> **REQUIREMENT**
Look through the data and write out every line with the word "Intervals" in it.

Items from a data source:

--------

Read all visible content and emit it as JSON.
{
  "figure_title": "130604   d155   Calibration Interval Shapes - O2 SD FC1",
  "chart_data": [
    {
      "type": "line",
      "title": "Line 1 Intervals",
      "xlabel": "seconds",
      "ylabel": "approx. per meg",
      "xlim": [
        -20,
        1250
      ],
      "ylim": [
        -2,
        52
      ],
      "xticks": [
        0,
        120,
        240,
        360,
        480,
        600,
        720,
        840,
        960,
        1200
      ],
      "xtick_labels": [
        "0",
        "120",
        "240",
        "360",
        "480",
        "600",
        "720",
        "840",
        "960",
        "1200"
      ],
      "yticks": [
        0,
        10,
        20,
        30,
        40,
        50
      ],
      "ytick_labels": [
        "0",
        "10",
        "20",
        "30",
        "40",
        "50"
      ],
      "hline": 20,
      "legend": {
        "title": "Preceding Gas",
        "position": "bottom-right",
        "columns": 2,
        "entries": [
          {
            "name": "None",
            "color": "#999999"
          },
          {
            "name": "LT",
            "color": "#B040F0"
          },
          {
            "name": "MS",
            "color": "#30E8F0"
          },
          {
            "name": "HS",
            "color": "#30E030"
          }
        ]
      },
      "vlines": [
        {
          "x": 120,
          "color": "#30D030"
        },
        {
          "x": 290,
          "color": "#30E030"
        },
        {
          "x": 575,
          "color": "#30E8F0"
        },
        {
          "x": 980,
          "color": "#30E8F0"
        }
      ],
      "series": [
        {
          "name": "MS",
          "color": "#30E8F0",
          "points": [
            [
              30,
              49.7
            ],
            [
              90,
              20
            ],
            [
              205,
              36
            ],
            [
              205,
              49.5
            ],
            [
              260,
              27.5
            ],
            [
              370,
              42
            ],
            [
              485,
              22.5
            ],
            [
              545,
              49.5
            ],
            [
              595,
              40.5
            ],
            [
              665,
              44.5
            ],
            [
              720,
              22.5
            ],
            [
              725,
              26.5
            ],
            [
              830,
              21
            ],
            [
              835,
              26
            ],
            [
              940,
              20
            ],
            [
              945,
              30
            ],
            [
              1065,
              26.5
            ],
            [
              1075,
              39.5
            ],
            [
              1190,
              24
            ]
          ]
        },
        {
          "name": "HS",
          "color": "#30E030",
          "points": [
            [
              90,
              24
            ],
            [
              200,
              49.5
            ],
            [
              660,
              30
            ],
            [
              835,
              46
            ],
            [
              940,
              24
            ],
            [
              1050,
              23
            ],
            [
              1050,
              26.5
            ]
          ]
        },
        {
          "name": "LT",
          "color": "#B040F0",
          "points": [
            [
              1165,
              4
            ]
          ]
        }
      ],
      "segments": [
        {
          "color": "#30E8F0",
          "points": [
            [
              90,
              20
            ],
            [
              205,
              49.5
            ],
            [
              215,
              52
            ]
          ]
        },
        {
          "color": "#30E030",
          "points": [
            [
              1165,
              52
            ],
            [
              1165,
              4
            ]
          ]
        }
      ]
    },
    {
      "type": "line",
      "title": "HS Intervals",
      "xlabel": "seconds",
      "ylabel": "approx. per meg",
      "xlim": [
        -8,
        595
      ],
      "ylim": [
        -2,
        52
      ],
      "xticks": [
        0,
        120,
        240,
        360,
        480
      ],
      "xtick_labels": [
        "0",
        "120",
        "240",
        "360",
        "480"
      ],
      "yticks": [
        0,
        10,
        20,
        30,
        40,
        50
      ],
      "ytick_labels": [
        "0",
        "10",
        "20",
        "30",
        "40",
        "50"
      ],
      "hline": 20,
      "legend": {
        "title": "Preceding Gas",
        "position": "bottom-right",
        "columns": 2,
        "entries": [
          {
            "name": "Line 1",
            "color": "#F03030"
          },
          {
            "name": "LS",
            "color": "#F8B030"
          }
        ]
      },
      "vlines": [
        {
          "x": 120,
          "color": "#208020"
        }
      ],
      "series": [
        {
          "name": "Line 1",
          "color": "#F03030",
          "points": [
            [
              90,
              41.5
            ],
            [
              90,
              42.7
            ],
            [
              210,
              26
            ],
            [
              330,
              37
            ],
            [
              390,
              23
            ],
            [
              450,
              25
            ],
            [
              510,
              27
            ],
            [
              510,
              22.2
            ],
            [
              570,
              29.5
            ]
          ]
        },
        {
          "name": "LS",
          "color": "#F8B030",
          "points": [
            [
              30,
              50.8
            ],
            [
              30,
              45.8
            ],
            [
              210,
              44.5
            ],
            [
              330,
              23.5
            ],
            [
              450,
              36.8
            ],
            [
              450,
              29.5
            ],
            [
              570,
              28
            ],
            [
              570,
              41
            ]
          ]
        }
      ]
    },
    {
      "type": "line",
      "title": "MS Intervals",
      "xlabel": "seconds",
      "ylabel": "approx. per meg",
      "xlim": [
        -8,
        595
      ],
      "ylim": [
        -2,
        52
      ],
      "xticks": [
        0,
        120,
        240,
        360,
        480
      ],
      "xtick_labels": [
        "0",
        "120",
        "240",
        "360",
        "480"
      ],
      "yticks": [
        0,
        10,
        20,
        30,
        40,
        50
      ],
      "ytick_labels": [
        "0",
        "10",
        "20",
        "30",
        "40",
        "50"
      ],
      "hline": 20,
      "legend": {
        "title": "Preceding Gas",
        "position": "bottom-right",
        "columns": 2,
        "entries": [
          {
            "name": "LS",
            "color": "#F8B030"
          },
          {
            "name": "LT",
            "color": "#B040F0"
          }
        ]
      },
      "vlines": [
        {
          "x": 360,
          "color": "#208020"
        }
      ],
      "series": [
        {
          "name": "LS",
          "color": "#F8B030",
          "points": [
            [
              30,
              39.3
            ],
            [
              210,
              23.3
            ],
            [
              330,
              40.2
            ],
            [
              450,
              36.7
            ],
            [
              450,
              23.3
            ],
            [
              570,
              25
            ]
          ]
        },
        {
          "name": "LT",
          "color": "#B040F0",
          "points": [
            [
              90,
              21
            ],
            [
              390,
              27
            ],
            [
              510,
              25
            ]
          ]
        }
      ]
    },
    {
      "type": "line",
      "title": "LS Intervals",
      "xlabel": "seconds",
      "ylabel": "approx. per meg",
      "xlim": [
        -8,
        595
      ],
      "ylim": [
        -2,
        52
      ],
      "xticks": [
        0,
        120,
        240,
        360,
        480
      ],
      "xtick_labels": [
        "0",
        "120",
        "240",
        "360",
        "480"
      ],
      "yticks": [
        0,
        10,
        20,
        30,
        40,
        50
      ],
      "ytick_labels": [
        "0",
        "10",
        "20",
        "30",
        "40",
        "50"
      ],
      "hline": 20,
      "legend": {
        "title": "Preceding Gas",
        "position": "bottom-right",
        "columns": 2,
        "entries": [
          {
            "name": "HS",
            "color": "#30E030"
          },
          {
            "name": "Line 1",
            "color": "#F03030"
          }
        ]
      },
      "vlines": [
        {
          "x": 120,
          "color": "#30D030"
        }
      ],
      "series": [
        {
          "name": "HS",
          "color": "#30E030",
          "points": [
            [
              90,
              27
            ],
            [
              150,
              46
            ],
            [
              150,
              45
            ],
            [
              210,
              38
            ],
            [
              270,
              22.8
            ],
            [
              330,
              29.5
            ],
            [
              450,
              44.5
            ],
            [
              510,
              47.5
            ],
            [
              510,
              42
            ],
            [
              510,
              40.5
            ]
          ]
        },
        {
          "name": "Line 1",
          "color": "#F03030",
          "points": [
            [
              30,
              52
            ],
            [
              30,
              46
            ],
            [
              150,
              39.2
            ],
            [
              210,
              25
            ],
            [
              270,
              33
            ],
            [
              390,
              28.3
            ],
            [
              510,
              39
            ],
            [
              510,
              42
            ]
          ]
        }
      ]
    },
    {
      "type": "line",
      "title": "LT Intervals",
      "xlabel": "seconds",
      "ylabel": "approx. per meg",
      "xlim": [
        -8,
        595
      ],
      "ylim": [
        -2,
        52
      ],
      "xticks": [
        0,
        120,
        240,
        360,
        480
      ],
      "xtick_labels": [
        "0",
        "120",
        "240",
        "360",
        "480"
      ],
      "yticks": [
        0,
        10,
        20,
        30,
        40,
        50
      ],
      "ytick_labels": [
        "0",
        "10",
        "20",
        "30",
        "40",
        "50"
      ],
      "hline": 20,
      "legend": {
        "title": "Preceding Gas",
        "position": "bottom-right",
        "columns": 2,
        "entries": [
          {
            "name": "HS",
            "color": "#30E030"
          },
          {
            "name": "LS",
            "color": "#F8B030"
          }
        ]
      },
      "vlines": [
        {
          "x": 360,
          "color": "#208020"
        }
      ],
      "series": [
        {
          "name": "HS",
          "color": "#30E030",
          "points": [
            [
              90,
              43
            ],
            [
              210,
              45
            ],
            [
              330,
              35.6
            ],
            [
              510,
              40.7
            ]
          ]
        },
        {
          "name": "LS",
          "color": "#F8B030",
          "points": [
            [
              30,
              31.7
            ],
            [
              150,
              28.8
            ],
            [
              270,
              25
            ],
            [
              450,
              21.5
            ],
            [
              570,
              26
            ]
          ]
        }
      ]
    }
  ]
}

--------

> **OUTPUT**
      "title": "Line 1 Intervals",
      "title": "HS Intervals",
      "title": "MS Intervals",
      "title": "LS Intervals",
      "title": "LT Intervals",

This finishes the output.